= WHAT IS ASKED =
Can you copy the records below line for line, leaving out the pictures?

— Start of DATA RECORDS —

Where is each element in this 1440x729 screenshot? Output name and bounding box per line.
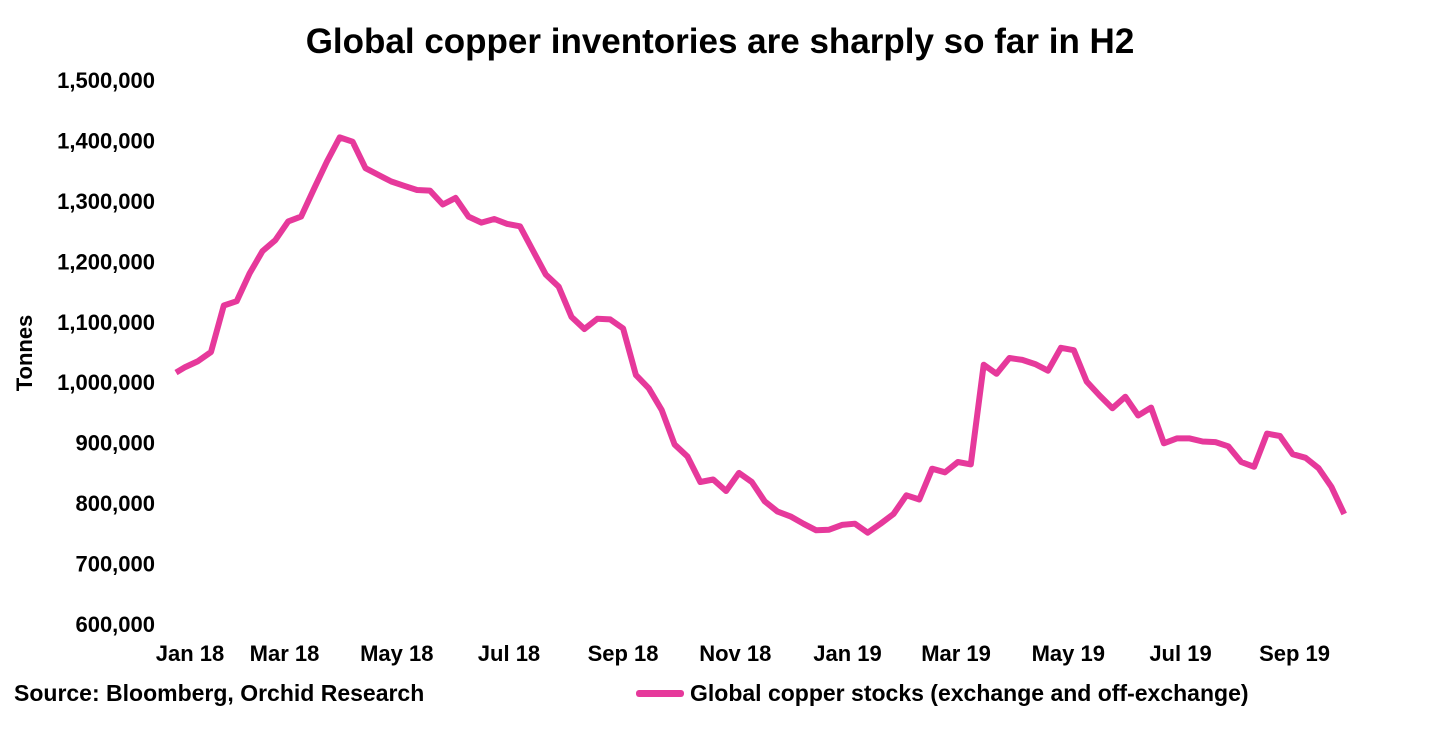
series-layer — [174, 134, 1347, 536]
y-tick-label: 1,100,000 — [57, 310, 155, 335]
y-tick-label: 1,400,000 — [57, 128, 155, 153]
y-tick-label: 600,000 — [75, 612, 155, 637]
x-tick-label: May 18 — [360, 641, 433, 666]
source-note: Source: Bloomberg, Orchid Research — [14, 680, 425, 706]
y-tick-label: 1,300,000 — [57, 189, 155, 214]
y-tick-label: 1,500,000 — [57, 68, 155, 93]
x-tick-label: Mar 19 — [921, 641, 991, 666]
y-axis-label: Tonnes — [12, 315, 37, 392]
x-axis-ticks: Jan 18 Mar 18 May 18 Jul 18 Sep 18 Nov 18 Jan … — [156, 641, 1330, 666]
x-tick-label: May 19 — [1032, 641, 1105, 666]
legend: Global copper stocks (exchange and off-e… — [636, 680, 1249, 707]
y-tick-label: 700,000 — [75, 552, 155, 577]
y-tick-label: 800,000 — [75, 491, 155, 516]
x-tick-label: Sep 18 — [588, 641, 659, 666]
y-axis-ticks: 600,000 700,000 800,000 900,000 1,000,000 1,1… — [57, 68, 155, 637]
x-tick-label: Mar 18 — [250, 641, 320, 666]
x-tick-label: Jul 19 — [1149, 641, 1211, 666]
series-line — [174, 134, 1347, 536]
y-tick-label: 1,200,000 — [57, 249, 155, 274]
y-tick-label: 1,000,000 — [57, 370, 155, 395]
chart-title: Global copper inventories are sharply so… — [305, 22, 1135, 61]
x-tick-label: Nov 18 — [699, 641, 771, 666]
x-tick-label: Jan 19 — [813, 641, 882, 666]
x-tick-label: Sep 19 — [1259, 641, 1330, 666]
x-tick-label: Jan 18 — [156, 641, 225, 666]
x-tick-label: Jul 18 — [478, 641, 540, 666]
legend-swatch — [636, 690, 684, 697]
legend-label: Global copper stocks (exchange and off-e… — [690, 680, 1249, 706]
y-tick-label: 900,000 — [75, 431, 155, 456]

— End of DATA RECORDS —

= RESPONSE =
Where is each element in this 1440x729 screenshot? Output name and bounding box per line.
series-layer — [174, 134, 1347, 536]
y-tick-label: 1,100,000 — [57, 310, 155, 335]
y-tick-label: 1,400,000 — [57, 128, 155, 153]
y-tick-label: 600,000 — [75, 612, 155, 637]
x-tick-label: May 18 — [360, 641, 433, 666]
source-note: Source: Bloomberg, Orchid Research — [14, 680, 425, 706]
y-tick-label: 1,300,000 — [57, 189, 155, 214]
y-tick-label: 1,500,000 — [57, 68, 155, 93]
x-tick-label: Mar 19 — [921, 641, 991, 666]
y-axis-label: Tonnes — [12, 315, 37, 392]
x-axis-ticks: Jan 18 Mar 18 May 18 Jul 18 Sep 18 Nov 18 Jan … — [156, 641, 1330, 666]
x-tick-label: May 19 — [1032, 641, 1105, 666]
legend: Global copper stocks (exchange and off-e… — [636, 680, 1249, 707]
y-tick-label: 700,000 — [75, 552, 155, 577]
y-tick-label: 800,000 — [75, 491, 155, 516]
x-tick-label: Sep 18 — [588, 641, 659, 666]
y-axis-ticks: 600,000 700,000 800,000 900,000 1,000,000 1,1… — [57, 68, 155, 637]
x-tick-label: Mar 18 — [250, 641, 320, 666]
x-tick-label: Jul 19 — [1149, 641, 1211, 666]
series-line — [174, 134, 1347, 536]
y-tick-label: 1,200,000 — [57, 249, 155, 274]
y-tick-label: 1,000,000 — [57, 370, 155, 395]
chart-title: Global copper inventories are sharply so… — [305, 22, 1135, 61]
x-tick-label: Nov 18 — [699, 641, 771, 666]
x-tick-label: Jan 19 — [813, 641, 882, 666]
x-tick-label: Sep 19 — [1259, 641, 1330, 666]
x-tick-label: Jan 18 — [156, 641, 225, 666]
x-tick-label: Jul 18 — [478, 641, 540, 666]
legend-swatch — [636, 690, 684, 697]
legend-label: Global copper stocks (exchange and off-e… — [690, 680, 1249, 706]
y-tick-label: 900,000 — [75, 431, 155, 456]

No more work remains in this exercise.